Exercise: Your task is to gather the lines below that hold the string "this".
##### Exercise material
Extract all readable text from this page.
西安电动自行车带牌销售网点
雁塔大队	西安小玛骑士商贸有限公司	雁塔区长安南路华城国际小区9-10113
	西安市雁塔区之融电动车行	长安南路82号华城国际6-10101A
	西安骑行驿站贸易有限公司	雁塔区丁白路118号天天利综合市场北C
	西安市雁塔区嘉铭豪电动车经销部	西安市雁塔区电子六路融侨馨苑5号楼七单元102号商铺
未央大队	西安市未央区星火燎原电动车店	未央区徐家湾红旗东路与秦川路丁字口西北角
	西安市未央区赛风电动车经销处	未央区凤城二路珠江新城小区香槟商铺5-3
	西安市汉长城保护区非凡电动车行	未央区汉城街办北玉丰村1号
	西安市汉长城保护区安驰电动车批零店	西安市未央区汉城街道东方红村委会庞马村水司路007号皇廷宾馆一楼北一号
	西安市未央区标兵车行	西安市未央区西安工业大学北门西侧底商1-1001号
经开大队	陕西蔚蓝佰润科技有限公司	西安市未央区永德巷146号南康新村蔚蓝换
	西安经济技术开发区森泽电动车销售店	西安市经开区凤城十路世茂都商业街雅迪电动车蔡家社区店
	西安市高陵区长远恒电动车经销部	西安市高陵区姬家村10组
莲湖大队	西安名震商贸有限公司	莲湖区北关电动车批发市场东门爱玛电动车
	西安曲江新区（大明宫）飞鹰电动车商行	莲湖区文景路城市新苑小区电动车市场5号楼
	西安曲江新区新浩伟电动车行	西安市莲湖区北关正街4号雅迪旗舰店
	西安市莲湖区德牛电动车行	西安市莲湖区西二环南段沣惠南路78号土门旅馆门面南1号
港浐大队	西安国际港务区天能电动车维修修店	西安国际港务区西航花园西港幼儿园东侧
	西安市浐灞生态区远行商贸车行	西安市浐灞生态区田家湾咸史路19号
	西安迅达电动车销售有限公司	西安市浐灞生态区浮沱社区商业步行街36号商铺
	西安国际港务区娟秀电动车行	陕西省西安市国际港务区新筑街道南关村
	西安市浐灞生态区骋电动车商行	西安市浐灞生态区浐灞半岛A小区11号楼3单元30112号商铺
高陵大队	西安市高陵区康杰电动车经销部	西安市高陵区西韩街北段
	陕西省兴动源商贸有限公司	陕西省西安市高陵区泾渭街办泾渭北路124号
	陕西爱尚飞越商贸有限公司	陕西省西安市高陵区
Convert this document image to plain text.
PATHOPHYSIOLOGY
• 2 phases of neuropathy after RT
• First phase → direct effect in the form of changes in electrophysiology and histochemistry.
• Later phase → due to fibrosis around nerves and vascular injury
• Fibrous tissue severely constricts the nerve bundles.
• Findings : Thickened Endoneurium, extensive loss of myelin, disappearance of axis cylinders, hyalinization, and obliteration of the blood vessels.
##########
Complete answer:
Extract all readable text from this page.
Convert this document image to plain text.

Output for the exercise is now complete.